====== Supplied entries

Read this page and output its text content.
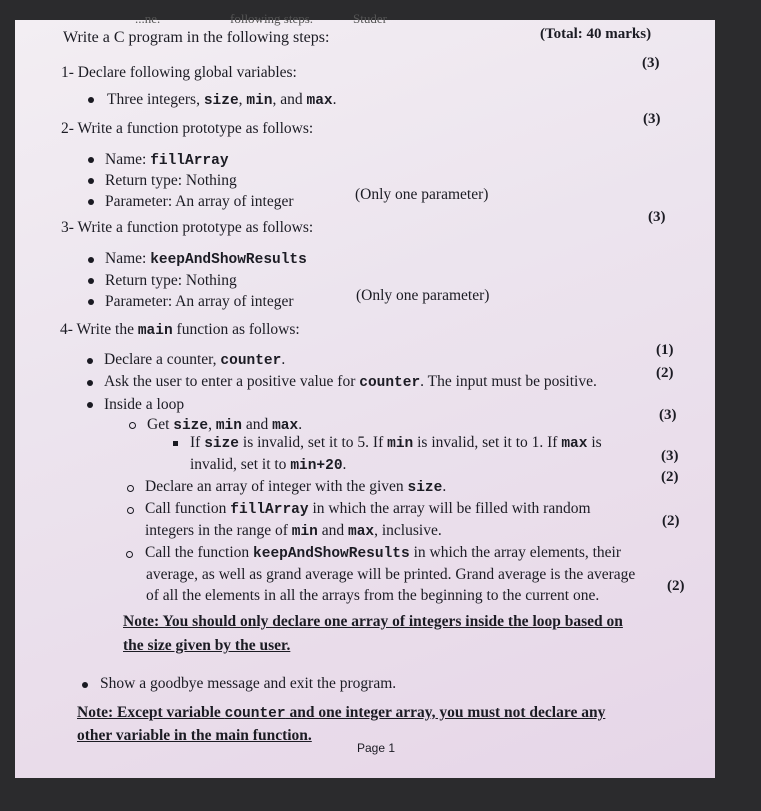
...ne.	following steps.	Studer
Write a C program in the following steps:	(Total: 40 marks)
1- Declare following global variables:
(3)
Three integers, size, min, and max.
2- Write a function prototype as follows:
(3)
Name: fillArray
Return type: Nothing
Parameter: An array of integer	(Only one parameter)
3- Write a function prototype as follows:
(3)
Name: keepAndShowResults
Return type: Nothing
Parameter: An array of integer	(Only one parameter)
4- Write the main function as follows:
Declare a counter, counter.
(1)
Ask the user to enter a positive value for counter. The input must be positive.	(2)
Inside a loop
Get size, min and max.
(3)
If size is invalid, set it to 5. If min is invalid, set it to 1. If max is
invalid, set it to min+20.	(3)
Declare an array of integer with the given size.
(2)
Call function fillArray in which the array will be filled with random
integers in the range of min and max, inclusive.
(2)
Call the function keepAndShowResults in which the array elements, their
average, as well as grand average will be printed. Grand average is the average
of all the elements in all the arrays from the beginning to the current one.
(2)
Note: You should only declare one array of integers inside the loop based on
the size given by the user.
Show a goodbye message and exit the program.
Note: Except variable counter and one integer array, you must not declare any
other variable in the main function.
Page 1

============

### Objective
Reproduce each record above by retyping it exactly; omit all images.

### Written solution
Read this page and output its text content.
...ne.	following steps.	Studer
Write a C program in the following steps:	(Total: 40 marks)
1- Declare following global variables:
(3)
Three integers, size, min, and max.
2- Write a function prototype as follows:
(3)
Name: fillArray
Return type: Nothing
Parameter: An array of integer	(Only one parameter)
3- Write a function prototype as follows:
(3)
Name: keepAndShowResults
Return type: Nothing
Parameter: An array of integer	(Only one parameter)
4- Write the main function as follows:
Declare a counter, counter.
(1)
Ask the user to enter a positive value for counter. The input must be positive.	(2)
Inside a loop
Get size, min and max.
(3)
If size is invalid, set it to 5. If min is invalid, set it to 1. If max is
invalid, set it to min+20.	(3)
Declare an array of integer with the given size.
(2)
Call function fillArray in which the array will be filled with random
integers in the range of min and max, inclusive.
(2)
Call the function keepAndShowResults in which the array elements, their
average, as well as grand average will be printed. Grand average is the average
of all the elements in all the arrays from the beginning to the current one.
(2)
Note: You should only declare one array of integers inside the loop based on
the size given by the user.
Show a goodbye message and exit the program.
Note: Except variable counter and one integer array, you must not declare any
other variable in the main function.
Page 1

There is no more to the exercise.